» Written instruction
Return all of the entries exactly as written.

» Data excerpts
== == ==

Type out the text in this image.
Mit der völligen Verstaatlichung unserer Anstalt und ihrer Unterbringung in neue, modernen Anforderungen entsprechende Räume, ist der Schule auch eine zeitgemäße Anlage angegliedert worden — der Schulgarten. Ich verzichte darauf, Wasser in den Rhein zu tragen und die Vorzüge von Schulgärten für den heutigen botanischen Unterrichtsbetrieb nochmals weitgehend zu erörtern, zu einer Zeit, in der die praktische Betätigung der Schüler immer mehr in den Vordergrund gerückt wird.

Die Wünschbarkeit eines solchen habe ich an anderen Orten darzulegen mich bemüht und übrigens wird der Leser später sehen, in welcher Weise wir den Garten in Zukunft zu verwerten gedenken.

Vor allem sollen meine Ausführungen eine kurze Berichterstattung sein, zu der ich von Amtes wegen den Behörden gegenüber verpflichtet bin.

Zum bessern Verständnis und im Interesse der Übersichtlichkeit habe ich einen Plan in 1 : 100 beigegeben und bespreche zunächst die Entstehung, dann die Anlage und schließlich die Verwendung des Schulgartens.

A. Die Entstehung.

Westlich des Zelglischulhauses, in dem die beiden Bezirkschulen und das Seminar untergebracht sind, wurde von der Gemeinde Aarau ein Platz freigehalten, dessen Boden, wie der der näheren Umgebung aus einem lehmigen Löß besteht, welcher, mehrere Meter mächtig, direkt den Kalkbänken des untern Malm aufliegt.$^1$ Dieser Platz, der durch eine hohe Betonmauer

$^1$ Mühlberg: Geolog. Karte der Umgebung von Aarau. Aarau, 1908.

== == ==

» Output of the task
Type out the text in this image.
Mit der völligen Verstaatlichung unserer Anstalt und ihrer Unterbringung in neue, modernen Anforderungen entsprechende Räume, ist der Schule auch eine zeitgemäße Anlage angegliedert worden — der Schulgarten. Ich verzichte darauf, Wasser in den Rhein zu tragen und die Vorzüge von Schulgärten für den heutigen botanischen Unterrichtsbetrieb nochmals weitgehend zu erörtern, zu einer Zeit, in der die praktische Betätigung der Schüler immer mehr in den Vordergrund gerückt wird.

Die Wünschbarkeit eines solchen habe ich an anderen Orten darzulegen mich bemüht und übrigens wird der Leser später sehen, in welcher Weise wir den Garten in Zukunft zu verwerten gedenken.

Vor allem sollen meine Ausführungen eine kurze Berichterstattung sein, zu der ich von Amtes wegen den Behörden gegenüber verpflichtet bin.

Zum bessern Verständnis und im Interesse der Übersichtlichkeit habe ich einen Plan in 1 : 100 beigegeben und bespreche zunächst die Entstehung, dann die Anlage und schließlich die Verwendung des Schulgartens.

A. Die Entstehung.

Westlich des Zelglischulhauses, in dem die beiden Bezirkschulen und das Seminar untergebracht sind, wurde von der Gemeinde Aarau ein Platz freigehalten, dessen Boden, wie der der näheren Umgebung aus einem lehmigen Löß besteht, welcher, mehrere Meter mächtig, direkt den Kalkbänken des untern Malm aufliegt.$^1$ Dieser Platz, der durch eine hohe Betonmauer

$^1$ Mühlberg: Geolog. Karte der Umgebung von Aarau. Aarau, 1908.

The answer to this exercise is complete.